§ **What the exercise asks**: Reproduce the full listing below unchanged, apart from the pictures.
* Start *
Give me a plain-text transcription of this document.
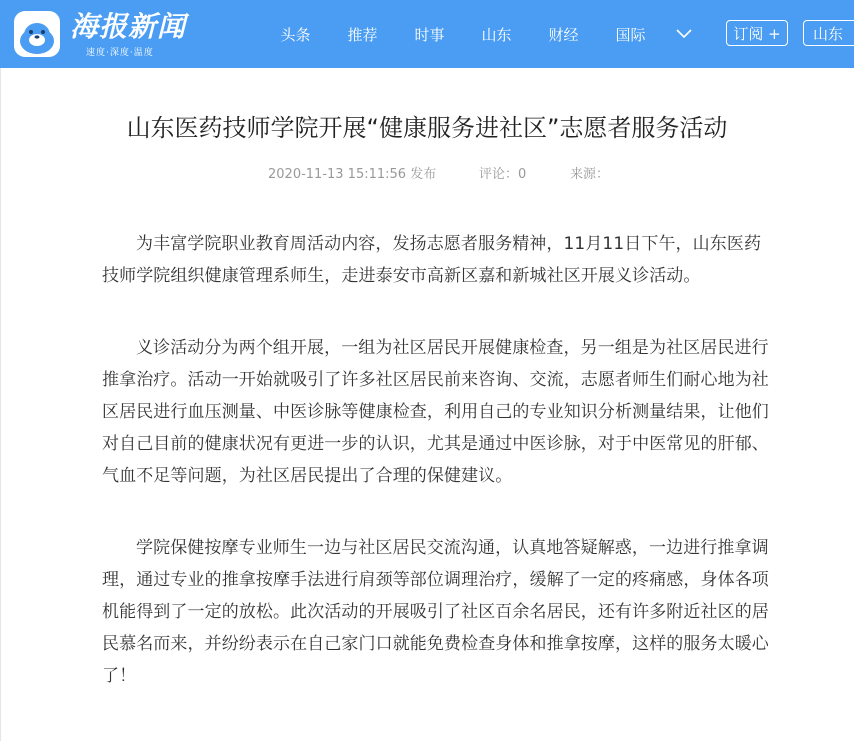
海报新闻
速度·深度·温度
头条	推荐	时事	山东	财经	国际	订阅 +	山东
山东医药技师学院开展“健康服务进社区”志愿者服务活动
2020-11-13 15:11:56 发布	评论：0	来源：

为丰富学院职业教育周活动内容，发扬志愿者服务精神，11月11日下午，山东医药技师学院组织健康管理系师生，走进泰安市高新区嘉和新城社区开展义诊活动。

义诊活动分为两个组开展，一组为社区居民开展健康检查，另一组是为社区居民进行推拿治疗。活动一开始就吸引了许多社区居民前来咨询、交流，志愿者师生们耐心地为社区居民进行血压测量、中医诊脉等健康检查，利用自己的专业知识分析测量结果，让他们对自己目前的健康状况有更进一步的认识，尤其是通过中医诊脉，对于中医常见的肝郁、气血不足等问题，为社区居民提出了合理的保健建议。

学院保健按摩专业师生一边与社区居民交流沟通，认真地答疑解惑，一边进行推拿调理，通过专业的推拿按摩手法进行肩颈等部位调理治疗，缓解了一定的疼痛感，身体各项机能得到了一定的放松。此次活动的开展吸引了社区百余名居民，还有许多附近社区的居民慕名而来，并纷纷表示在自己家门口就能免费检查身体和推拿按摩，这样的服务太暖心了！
* End *
§ **Problem solution**:
Give me a plain-text transcription of this document.
海报新闻
速度·深度·温度
头条	推荐	时事	山东	财经	国际	订阅 +	山东
山东医药技师学院开展“健康服务进社区”志愿者服务活动
2020-11-13 15:11:56 发布	评论：0	来源：

为丰富学院职业教育周活动内容，发扬志愿者服务精神，11月11日下午，山东医药技师学院组织健康管理系师生，走进泰安市高新区嘉和新城社区开展义诊活动。

义诊活动分为两个组开展，一组为社区居民开展健康检查，另一组是为社区居民进行推拿治疗。活动一开始就吸引了许多社区居民前来咨询、交流，志愿者师生们耐心地为社区居民进行血压测量、中医诊脉等健康检查，利用自己的专业知识分析测量结果，让他们对自己目前的健康状况有更进一步的认识，尤其是通过中医诊脉，对于中医常见的肝郁、气血不足等问题，为社区居民提出了合理的保健建议。

学院保健按摩专业师生一边与社区居民交流沟通，认真地答疑解惑，一边进行推拿调理，通过专业的推拿按摩手法进行肩颈等部位调理治疗，缓解了一定的疼痛感，身体各项机能得到了一定的放松。此次活动的开展吸引了社区百余名居民，还有许多附近社区的居民慕名而来，并纷纷表示在自己家门口就能免费检查身体和推拿按摩，这样的服务太暖心了！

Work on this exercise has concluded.